Work required:
Set down the material below in full, matching it exactly.

Lines of data:

^^^^^^^^

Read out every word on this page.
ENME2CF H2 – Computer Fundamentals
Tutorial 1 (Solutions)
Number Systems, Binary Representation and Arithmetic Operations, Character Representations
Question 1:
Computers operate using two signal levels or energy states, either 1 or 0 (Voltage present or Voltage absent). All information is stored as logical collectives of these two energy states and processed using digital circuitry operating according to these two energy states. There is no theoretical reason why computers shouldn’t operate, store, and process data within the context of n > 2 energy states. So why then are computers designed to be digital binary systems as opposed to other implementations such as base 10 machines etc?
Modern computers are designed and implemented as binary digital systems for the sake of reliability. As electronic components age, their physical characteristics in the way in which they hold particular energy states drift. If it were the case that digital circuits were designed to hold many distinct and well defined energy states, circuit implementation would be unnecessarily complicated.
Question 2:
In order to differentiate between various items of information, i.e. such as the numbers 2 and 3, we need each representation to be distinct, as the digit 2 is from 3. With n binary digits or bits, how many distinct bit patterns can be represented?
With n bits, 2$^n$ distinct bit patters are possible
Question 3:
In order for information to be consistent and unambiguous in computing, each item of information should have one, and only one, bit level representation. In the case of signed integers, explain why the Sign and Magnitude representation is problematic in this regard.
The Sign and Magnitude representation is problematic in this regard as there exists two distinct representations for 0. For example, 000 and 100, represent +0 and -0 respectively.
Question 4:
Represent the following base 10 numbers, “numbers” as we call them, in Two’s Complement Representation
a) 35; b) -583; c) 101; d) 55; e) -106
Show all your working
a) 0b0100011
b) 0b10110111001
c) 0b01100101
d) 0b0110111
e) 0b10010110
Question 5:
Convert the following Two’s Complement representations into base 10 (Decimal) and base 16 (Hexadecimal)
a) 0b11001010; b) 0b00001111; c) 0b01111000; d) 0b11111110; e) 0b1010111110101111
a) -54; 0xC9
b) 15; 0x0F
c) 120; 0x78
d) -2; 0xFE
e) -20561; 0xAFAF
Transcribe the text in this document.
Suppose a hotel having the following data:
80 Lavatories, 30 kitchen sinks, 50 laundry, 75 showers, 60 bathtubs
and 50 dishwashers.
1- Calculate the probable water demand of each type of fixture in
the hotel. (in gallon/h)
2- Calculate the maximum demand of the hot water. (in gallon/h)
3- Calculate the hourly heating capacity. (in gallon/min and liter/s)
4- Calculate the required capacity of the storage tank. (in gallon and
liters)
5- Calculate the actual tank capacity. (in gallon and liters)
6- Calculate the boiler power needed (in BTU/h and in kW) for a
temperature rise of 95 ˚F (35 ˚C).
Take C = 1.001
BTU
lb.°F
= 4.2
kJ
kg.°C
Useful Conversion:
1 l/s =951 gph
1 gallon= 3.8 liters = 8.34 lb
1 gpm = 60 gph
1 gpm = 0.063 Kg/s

^^^^^^^^

Problem solution:
Read out every word on this page.
ENME2CF H2 – Computer Fundamentals
Tutorial 1 (Solutions)
Number Systems, Binary Representation and Arithmetic Operations, Character Representations
Question 1:
Computers operate using two signal levels or energy states, either 1 or 0 (Voltage present or Voltage absent). All information is stored as logical collectives of these two energy states and processed using digital circuitry operating according to these two energy states. There is no theoretical reason why computers shouldn’t operate, store, and process data within the context of n > 2 energy states. So why then are computers designed to be digital binary systems as opposed to other implementations such as base 10 machines etc?
Modern computers are designed and implemented as binary digital systems for the sake of reliability. As electronic components age, their physical characteristics in the way in which they hold particular energy states drift. If it were the case that digital circuits were designed to hold many distinct and well defined energy states, circuit implementation would be unnecessarily complicated.
Question 2:
In order to differentiate between various items of information, i.e. such as the numbers 2 and 3, we need each representation to be distinct, as the digit 2 is from 3. With n binary digits or bits, how many distinct bit patterns can be represented?
With n bits, 2$^n$ distinct bit patters are possible
Question 3:
In order for information to be consistent and unambiguous in computing, each item of information should have one, and only one, bit level representation. In the case of signed integers, explain why the Sign and Magnitude representation is problematic in this regard.
The Sign and Magnitude representation is problematic in this regard as there exists two distinct representations for 0. For example, 000 and 100, represent +0 and -0 respectively.
Question 4:
Represent the following base 10 numbers, “numbers” as we call them, in Two’s Complement Representation
a) 35; b) -583; c) 101; d) 55; e) -106
Show all your working
a) 0b0100011
b) 0b10110111001
c) 0b01100101
d) 0b0110111
e) 0b10010110
Question 5:
Convert the following Two’s Complement representations into base 10 (Decimal) and base 16 (Hexadecimal)
a) 0b11001010; b) 0b00001111; c) 0b01111000; d) 0b11111110; e) 0b1010111110101111
a) -54; 0xC9
b) 15; 0x0F
c) 120; 0x78
d) -2; 0xFE
e) -20561; 0xAFAF
Transcribe the text in this document.
Suppose a hotel having the following data:
80 Lavatories, 30 kitchen sinks, 50 laundry, 75 showers, 60 bathtubs
and 50 dishwashers.
1- Calculate the probable water demand of each type of fixture in
the hotel. (in gallon/h)
2- Calculate the maximum demand of the hot water. (in gallon/h)
3- Calculate the hourly heating capacity. (in gallon/min and liter/s)
4- Calculate the required capacity of the storage tank. (in gallon and
liters)
5- Calculate the actual tank capacity. (in gallon and liters)
6- Calculate the boiler power needed (in BTU/h and in kW) for a
temperature rise of 95 ˚F (35 ˚C).
Take C = 1.001
BTU
lb.°F
= 4.2
kJ
kg.°C
Useful Conversion:
1 l/s =951 gph
1 gallon= 3.8 liters = 8.34 lb
1 gpm = 60 gph
1 gpm = 0.063 Kg/s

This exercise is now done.